| PAGE EXTRACT |
- - -
I'm trying to find the flow line $\textbf{u}(t)$ of $\textbf{F}(x,y,z)=(2,-3y,z^3)$ that passes through a point $(a,b,c)$ at time $t=0$.
To solve this as I have been taught, I need to solve this system of differential equations:
$$\begin{cases} x'(t) = 2 \\ y'(t) = -3y(t) \\ z'(t) = {z(t)}^3 \end{cases} $$
Solving these, I find: $$\begin{cases} x(t) = 2t + C \\ y(t) = e^{-3t+K} \\ (z(t))^2=-\frac{1}{2t+J} \end{cases} $$
How would I deal with the exponent on $z(t)$?
- - -
| GIVEN ENTRIES |
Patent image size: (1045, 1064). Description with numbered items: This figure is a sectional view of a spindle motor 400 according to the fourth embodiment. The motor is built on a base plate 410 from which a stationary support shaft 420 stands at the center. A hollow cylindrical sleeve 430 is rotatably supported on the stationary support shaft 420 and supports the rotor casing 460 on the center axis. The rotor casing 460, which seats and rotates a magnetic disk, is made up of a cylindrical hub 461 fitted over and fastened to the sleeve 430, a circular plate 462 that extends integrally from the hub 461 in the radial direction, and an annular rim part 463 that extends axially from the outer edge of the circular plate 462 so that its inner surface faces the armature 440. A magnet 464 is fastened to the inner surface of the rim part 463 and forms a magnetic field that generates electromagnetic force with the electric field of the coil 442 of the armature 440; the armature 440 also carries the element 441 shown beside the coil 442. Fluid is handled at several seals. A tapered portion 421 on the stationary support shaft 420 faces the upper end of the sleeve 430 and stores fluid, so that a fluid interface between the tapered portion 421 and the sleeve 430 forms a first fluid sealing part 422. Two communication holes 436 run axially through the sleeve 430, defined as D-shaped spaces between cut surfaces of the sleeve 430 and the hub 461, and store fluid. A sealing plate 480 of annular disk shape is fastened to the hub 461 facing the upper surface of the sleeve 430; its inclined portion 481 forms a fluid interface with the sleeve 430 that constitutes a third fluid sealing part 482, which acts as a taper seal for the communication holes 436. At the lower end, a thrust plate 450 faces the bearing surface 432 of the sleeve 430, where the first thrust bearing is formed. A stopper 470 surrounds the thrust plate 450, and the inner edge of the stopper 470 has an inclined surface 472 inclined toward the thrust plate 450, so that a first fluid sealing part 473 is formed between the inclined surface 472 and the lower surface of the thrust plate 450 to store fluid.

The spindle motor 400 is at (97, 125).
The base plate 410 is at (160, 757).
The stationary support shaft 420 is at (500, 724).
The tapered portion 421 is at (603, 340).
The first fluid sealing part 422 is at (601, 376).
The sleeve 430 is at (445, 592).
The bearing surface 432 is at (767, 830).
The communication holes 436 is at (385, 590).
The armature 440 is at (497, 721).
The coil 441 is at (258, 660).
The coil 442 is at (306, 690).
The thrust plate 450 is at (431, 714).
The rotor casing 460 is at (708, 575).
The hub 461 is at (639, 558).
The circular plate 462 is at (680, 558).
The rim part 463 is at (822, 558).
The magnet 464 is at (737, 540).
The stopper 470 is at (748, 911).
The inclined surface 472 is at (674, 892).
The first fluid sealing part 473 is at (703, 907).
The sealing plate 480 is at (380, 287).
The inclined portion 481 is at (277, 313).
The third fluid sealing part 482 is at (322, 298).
- - -
| TASKS TO PERFORM |
1/ Retype the flow-line question word for word, everything from "To solve this as" down to "exponent on $z(t)$?".
2/ Pick up the flow-line question after its final sentence and keep writing it.
The material has no part in this.

| RESULTS FOR THE EXERCISE |
1/
To solve this as I have been taught, I need to solve this system of differential equations:
$$\begin{cases} x'(t) = 2 \\ y'(t) = -3y(t) \\ z'(t) = {z(t)}^3 \end{cases} $$
Solving these, I find: $$\begin{cases} x(t) = 2t + C \\ y(t) = e^{-3t+K} \\ (z(t))^2=-\frac{1}{2t+J} \end{cases} $$
How would I deal with the exponent on $z(t)$?

2/
So the equation is
$z'(t)=z(t)^3$
$\Rightarrow$ $\frac{dz}{dt}=z^3 $
$\Rightarrow$ $\frac{dz}{z^3}=dt$
$\Rightarrow$ $\int{\frac{dz}{z^3}}=\int{dt}$
$\Rightarrow$ $\frac{1}{-2z^2}=t+j$
$\Rightarrow$ $z(t)^2=-\frac{1}{2(t+j)}$ or $z(t)^2=-\frac{1}{2t+J}$ where $J=2j$.
Now $2t+J<0$ for you to get a sensible answer.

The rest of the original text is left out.